TASK STATEMENT: For the data that follows, return each line unchanged and drop the pictures.

EXERCISE MATERIAL:
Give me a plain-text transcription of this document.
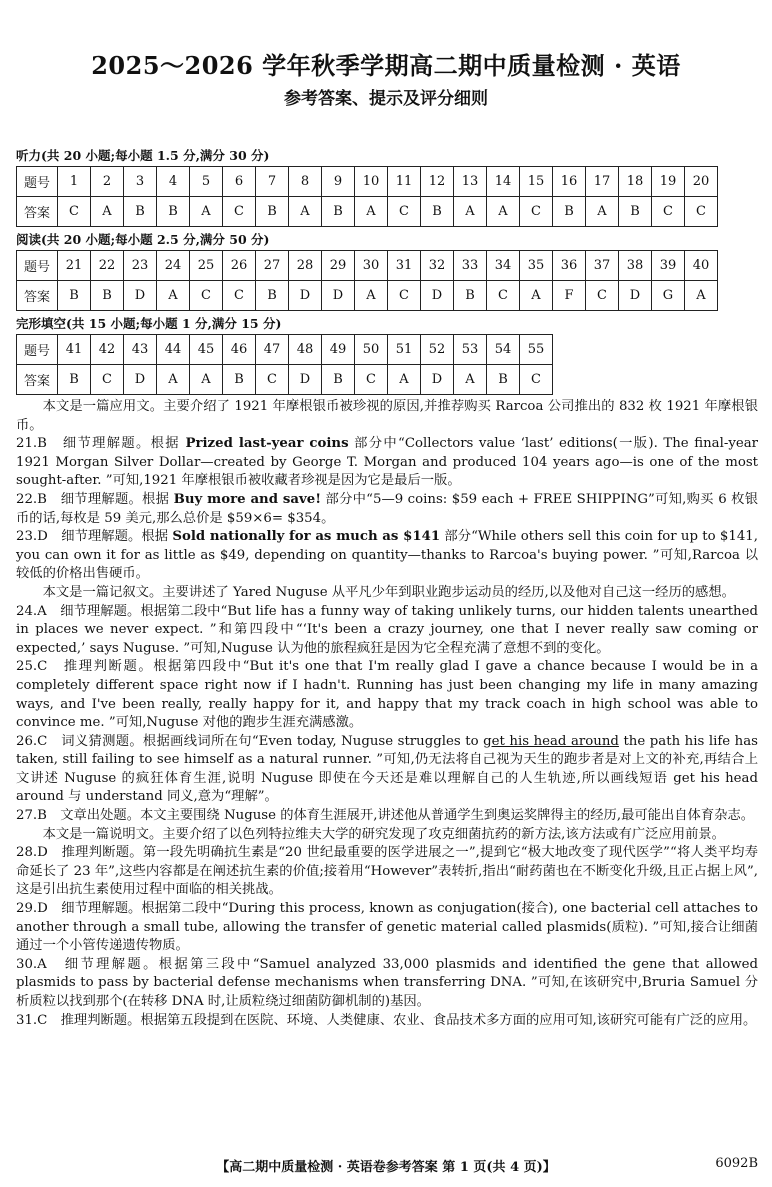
2025～2026 学年秋季学期高二期中质量检测 · 英语
参考答案、提示及评分细则
听力(共 20 小题;每小题 1.5 分,满分 30 分)
题号	1	2	3	4	5	6	7	8	9	10	11	12	13	14	15	16	17	18	19	20
答案	C	A	B	B	A	C	B	A	B	A	C	B	A	A	C	B	A	B	C	C
阅读(共 20 小题;每小题 2.5 分,满分 50 分)
题号	21	22	23	24	25	26	27	28	29	30	31	32	33	34	35	36	37	38	39	40
答案	B	B	D	A	C	C	B	D	D	A	C	D	B	C	A	F	C	D	G	A
完形填空(共 15 小题;每小题 1 分,满分 15 分)
题号	41	42	43	44	45	46	47	48	49	50	51	52	53	54	55
答案	B	C	D	A	A	B	C	D	B	C	A	D	A	B	C

本文是一篇应用文。主要介绍了 1921 年摩根银币被珍视的原因,并推荐购买 Rarcoa 公司推出的 832 枚 1921 年摩根银币。

21.B　 细节理解题。根据 Prized last-year coins 部分中“Collectors value ‘last’ editions(一版). The final-year 1921 Morgan Silver Dollar—created by George T. Morgan and produced 104 years ago—is one of the most sought-after. ”可知,1921 年摩根银币被收藏者珍视是因为它是最后一版。

22.B　 细节理解题。根据 Buy more and save! 部分中“5—9 coins: $59 each + FREE SHIPPING”可知,购买 6 枚银币的话,每枚是 59 美元,那么总价是 $59×6= $354。

23.D　 细节理解题。根据 Sold nationally for as much as $141 部分“While others sell this coin for up to $141, you can own it for as little as $49, depending on quantity—thanks to Rarcoa's buying power. ”可知,Rarcoa 以较低的价格出售硬币。

本文是一篇记叙文。主要讲述了 Yared Nuguse 从平凡少年到职业跑步运动员的经历,以及他对自己这一经历的感想。

24.A　 细节理解题。根据第二段中“But life has a funny way of taking unlikely turns, our hidden talents unearthed in places we never expect. ”和第四段中“‘It's been a crazy journey, one that I never really saw coming or expected,’ says Nuguse. ”可知,Nuguse 认为他的旅程疯狂是因为它全程充满了意想不到的变化。

25.C　 推理判断题。根据第四段中“But it's one that I'm really glad I gave a chance because I would be in a completely different space right now if I hadn't. Running has just been changing my life in many amazing ways, and I've been really, really happy for it, and happy that my track coach in high school was able to convince me. ”可知,Nuguse 对他的跑步生涯充满感激。

26.C　 词义猜测题。根据画线词所在句“Even today, Nuguse struggles to get his head around the path his life has taken, still failing to see himself as a natural runner. ”可知,仍无法将自己视为天生的跑步者是对上文的补充,再结合上文讲述 Nuguse 的疯狂体育生涯,说明 Nuguse 即使在今天还是难以理解自己的人生轨迹,所以画线短语 get his head around 与 understand 同义,意为“理解”。

27.B　 文章出处题。本文主要围绕 Nuguse 的体育生涯展开,讲述他从普通学生到奥运奖牌得主的经历,最可能出自体育杂志。

本文是一篇说明文。主要介绍了以色列特拉维夫大学的研究发现了攻克细菌抗药的新方法,该方法或有广泛应用前景。

28.D　 推理判断题。第一段先明确抗生素是“20 世纪最重要的医学进展之一”,提到它“极大地改变了现代医学”“将人类平均寿命延长了 23 年”,这些内容都是在阐述抗生素的价值;接着用“However”表转折,指出“耐药菌也在不断变化升级,且正占据上风”,这是引出抗生素使用过程中面临的相关挑战。

29.D　 细节理解题。根据第二段中“During this process, known as conjugation(接合), one bacterial cell attaches to another through a small tube, allowing the transfer of genetic material called plasmids(质粒). ”可知,接合让细菌通过一个小管传递遗传物质。

30.A　 细节理解题。根据第三段中“Samuel analyzed 33,000 plasmids and identified the gene that allowed plasmids to pass by bacterial defense mechanisms when transferring DNA. ”可知,在该研究中,Bruria Samuel 分析质粒以找到那个(在转移 DNA 时,让质粒绕过细菌防御机制的)基因。

31.C　 推理判断题。根据第五段提到在医院、环境、人类健康、农业、食品技术多方面的应用可知,该研究可能有广泛的应用。

【高二期中质量检测 · 英语卷参考答案 第 1 页(共 4 页)】	6092B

RESPONSE TO THE TASK:
Give me a plain-text transcription of this document.
2025～2026 学年秋季学期高二期中质量检测 · 英语
参考答案、提示及评分细则
听力(共 20 小题;每小题 1.5 分,满分 30 分)
题号	1	2	3	4	5	6	7	8	9	10	11	12	13	14	15	16	17	18	19	20
答案	C	A	B	B	A	C	B	A	B	A	C	B	A	A	C	B	A	B	C	C
阅读(共 20 小题;每小题 2.5 分,满分 50 分)
题号	21	22	23	24	25	26	27	28	29	30	31	32	33	34	35	36	37	38	39	40
答案	B	B	D	A	C	C	B	D	D	A	C	D	B	C	A	F	C	D	G	A
完形填空(共 15 小题;每小题 1 分,满分 15 分)
题号	41	42	43	44	45	46	47	48	49	50	51	52	53	54	55
答案	B	C	D	A	A	B	C	D	B	C	A	D	A	B	C

本文是一篇应用文。主要介绍了 1921 年摩根银币被珍视的原因,并推荐购买 Rarcoa 公司推出的 832 枚 1921 年摩根银币。

21.B　 细节理解题。根据 Prized last-year coins 部分中“Collectors value ‘last’ editions(一版). The final-year 1921 Morgan Silver Dollar—created by George T. Morgan and produced 104 years ago—is one of the most sought-after. ”可知,1921 年摩根银币被收藏者珍视是因为它是最后一版。

22.B　 细节理解题。根据 Buy more and save! 部分中“5—9 coins: $59 each + FREE SHIPPING”可知,购买 6 枚银币的话,每枚是 59 美元,那么总价是 $59×6= $354。

23.D　 细节理解题。根据 Sold nationally for as much as $141 部分“While others sell this coin for up to $141, you can own it for as little as $49, depending on quantity—thanks to Rarcoa's buying power. ”可知,Rarcoa 以较低的价格出售硬币。

本文是一篇记叙文。主要讲述了 Yared Nuguse 从平凡少年到职业跑步运动员的经历,以及他对自己这一经历的感想。

24.A　 细节理解题。根据第二段中“But life has a funny way of taking unlikely turns, our hidden talents unearthed in places we never expect. ”和第四段中“‘It's been a crazy journey, one that I never really saw coming or expected,’ says Nuguse. ”可知,Nuguse 认为他的旅程疯狂是因为它全程充满了意想不到的变化。

25.C　 推理判断题。根据第四段中“But it's one that I'm really glad I gave a chance because I would be in a completely different space right now if I hadn't. Running has just been changing my life in many amazing ways, and I've been really, really happy for it, and happy that my track coach in high school was able to convince me. ”可知,Nuguse 对他的跑步生涯充满感激。

26.C　 词义猜测题。根据画线词所在句“Even today, Nuguse struggles to get his head around the path his life has taken, still failing to see himself as a natural runner. ”可知,仍无法将自己视为天生的跑步者是对上文的补充,再结合上文讲述 Nuguse 的疯狂体育生涯,说明 Nuguse 即使在今天还是难以理解自己的人生轨迹,所以画线短语 get his head around 与 understand 同义,意为“理解”。

27.B　 文章出处题。本文主要围绕 Nuguse 的体育生涯展开,讲述他从普通学生到奥运奖牌得主的经历,最可能出自体育杂志。

本文是一篇说明文。主要介绍了以色列特拉维夫大学的研究发现了攻克细菌抗药的新方法,该方法或有广泛应用前景。

28.D　 推理判断题。第一段先明确抗生素是“20 世纪最重要的医学进展之一”,提到它“极大地改变了现代医学”“将人类平均寿命延长了 23 年”,这些内容都是在阐述抗生素的价值;接着用“However”表转折,指出“耐药菌也在不断变化升级,且正占据上风”,这是引出抗生素使用过程中面临的相关挑战。

29.D　 细节理解题。根据第二段中“During this process, known as conjugation(接合), one bacterial cell attaches to another through a small tube, allowing the transfer of genetic material called plasmids(质粒). ”可知,接合让细菌通过一个小管传递遗传物质。

30.A　 细节理解题。根据第三段中“Samuel analyzed 33,000 plasmids and identified the gene that allowed plasmids to pass by bacterial defense mechanisms when transferring DNA. ”可知,在该研究中,Bruria Samuel 分析质粒以找到那个(在转移 DNA 时,让质粒绕过细菌防御机制的)基因。

31.C　 推理判断题。根据第五段提到在医院、环境、人类健康、农业、食品技术多方面的应用可知,该研究可能有广泛的应用。

【高二期中质量检测 · 英语卷参考答案 第 1 页(共 4 页)】	6092B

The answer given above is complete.